The exercise: The data below must be copied in full and without any change.
[START OF Records to use]
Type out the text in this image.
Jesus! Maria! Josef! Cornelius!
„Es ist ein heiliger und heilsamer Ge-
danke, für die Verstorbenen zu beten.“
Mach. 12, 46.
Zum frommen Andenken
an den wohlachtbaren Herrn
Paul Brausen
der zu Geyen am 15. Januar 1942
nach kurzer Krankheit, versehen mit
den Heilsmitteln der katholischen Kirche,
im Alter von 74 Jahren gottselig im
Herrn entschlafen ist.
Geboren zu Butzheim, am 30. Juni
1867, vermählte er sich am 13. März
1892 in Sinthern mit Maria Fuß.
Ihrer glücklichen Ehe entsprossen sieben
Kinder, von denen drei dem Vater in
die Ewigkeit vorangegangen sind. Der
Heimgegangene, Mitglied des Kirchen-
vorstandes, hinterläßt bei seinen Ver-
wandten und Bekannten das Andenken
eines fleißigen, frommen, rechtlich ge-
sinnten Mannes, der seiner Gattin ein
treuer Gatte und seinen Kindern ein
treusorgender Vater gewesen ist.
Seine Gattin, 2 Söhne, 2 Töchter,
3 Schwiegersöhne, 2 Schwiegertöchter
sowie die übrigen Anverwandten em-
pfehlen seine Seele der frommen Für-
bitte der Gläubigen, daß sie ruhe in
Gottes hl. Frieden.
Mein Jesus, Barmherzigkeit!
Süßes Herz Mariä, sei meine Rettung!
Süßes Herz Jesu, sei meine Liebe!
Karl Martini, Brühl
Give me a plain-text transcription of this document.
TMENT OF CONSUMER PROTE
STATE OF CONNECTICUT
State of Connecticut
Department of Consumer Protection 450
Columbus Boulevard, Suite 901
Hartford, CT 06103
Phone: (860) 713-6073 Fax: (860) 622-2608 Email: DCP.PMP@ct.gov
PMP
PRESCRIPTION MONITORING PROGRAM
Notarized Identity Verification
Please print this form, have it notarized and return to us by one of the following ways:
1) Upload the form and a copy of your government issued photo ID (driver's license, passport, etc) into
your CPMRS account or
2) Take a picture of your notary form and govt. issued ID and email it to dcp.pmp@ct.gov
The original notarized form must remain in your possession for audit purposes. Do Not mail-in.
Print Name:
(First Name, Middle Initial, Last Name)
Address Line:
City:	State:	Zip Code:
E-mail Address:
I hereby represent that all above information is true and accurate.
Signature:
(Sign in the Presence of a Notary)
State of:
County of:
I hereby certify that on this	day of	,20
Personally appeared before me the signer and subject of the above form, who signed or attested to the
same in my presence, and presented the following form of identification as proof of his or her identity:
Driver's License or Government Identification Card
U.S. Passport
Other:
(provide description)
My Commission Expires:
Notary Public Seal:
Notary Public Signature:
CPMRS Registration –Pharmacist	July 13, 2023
[END OF Records to use]
Expected answer:
Type out the text in this image.
Jesus! Maria! Josef! Cornelius!
„Es ist ein heiliger und heilsamer Ge-
danke, für die Verstorbenen zu beten.“
Mach. 12, 46.
Zum frommen Andenken
an den wohlachtbaren Herrn
Paul Brausen
der zu Geyen am 15. Januar 1942
nach kurzer Krankheit, versehen mit
den Heilsmitteln der katholischen Kirche,
im Alter von 74 Jahren gottselig im
Herrn entschlafen ist.
Geboren zu Butzheim, am 30. Juni
1867, vermählte er sich am 13. März
1892 in Sinthern mit Maria Fuß.
Ihrer glücklichen Ehe entsprossen sieben
Kinder, von denen drei dem Vater in
die Ewigkeit vorangegangen sind. Der
Heimgegangene, Mitglied des Kirchen-
vorstandes, hinterläßt bei seinen Ver-
wandten und Bekannten das Andenken
eines fleißigen, frommen, rechtlich ge-
sinnten Mannes, der seiner Gattin ein
treuer Gatte und seinen Kindern ein
treusorgender Vater gewesen ist.
Seine Gattin, 2 Söhne, 2 Töchter,
3 Schwiegersöhne, 2 Schwiegertöchter
sowie die übrigen Anverwandten em-
pfehlen seine Seele der frommen Für-
bitte der Gläubigen, daß sie ruhe in
Gottes hl. Frieden.
Mein Jesus, Barmherzigkeit!
Süßes Herz Mariä, sei meine Rettung!
Süßes Herz Jesu, sei meine Liebe!
Karl Martini, Brühl
Give me a plain-text transcription of this document.
TMENT OF CONSUMER PROTE
STATE OF CONNECTICUT
State of Connecticut
Department of Consumer Protection 450
Columbus Boulevard, Suite 901
Hartford, CT 06103
Phone: (860) 713-6073 Fax: (860) 622-2608 Email: DCP.PMP@ct.gov
PMP
PRESCRIPTION MONITORING PROGRAM
Notarized Identity Verification
Please print this form, have it notarized and return to us by one of the following ways:
1) Upload the form and a copy of your government issued photo ID (driver's license, passport, etc) into
your CPMRS account or
2) Take a picture of your notary form and govt. issued ID and email it to dcp.pmp@ct.gov
The original notarized form must remain in your possession for audit purposes. Do Not mail-in.
Print Name:
(First Name, Middle Initial, Last Name)
Address Line:
City:	State:	Zip Code:
E-mail Address:
I hereby represent that all above information is true and accurate.
Signature:
(Sign in the Presence of a Notary)
State of:
County of:
I hereby certify that on this	day of	,20
Personally appeared before me the signer and subject of the above form, who signed or attested to the
same in my presence, and presented the following form of identification as proof of his or her identity:
Driver's License or Government Identification Card
U.S. Passport
Other:
(provide description)
My Commission Expires:
Notary Public Seal:
Notary Public Signature:
CPMRS Registration –Pharmacist	July 13, 2023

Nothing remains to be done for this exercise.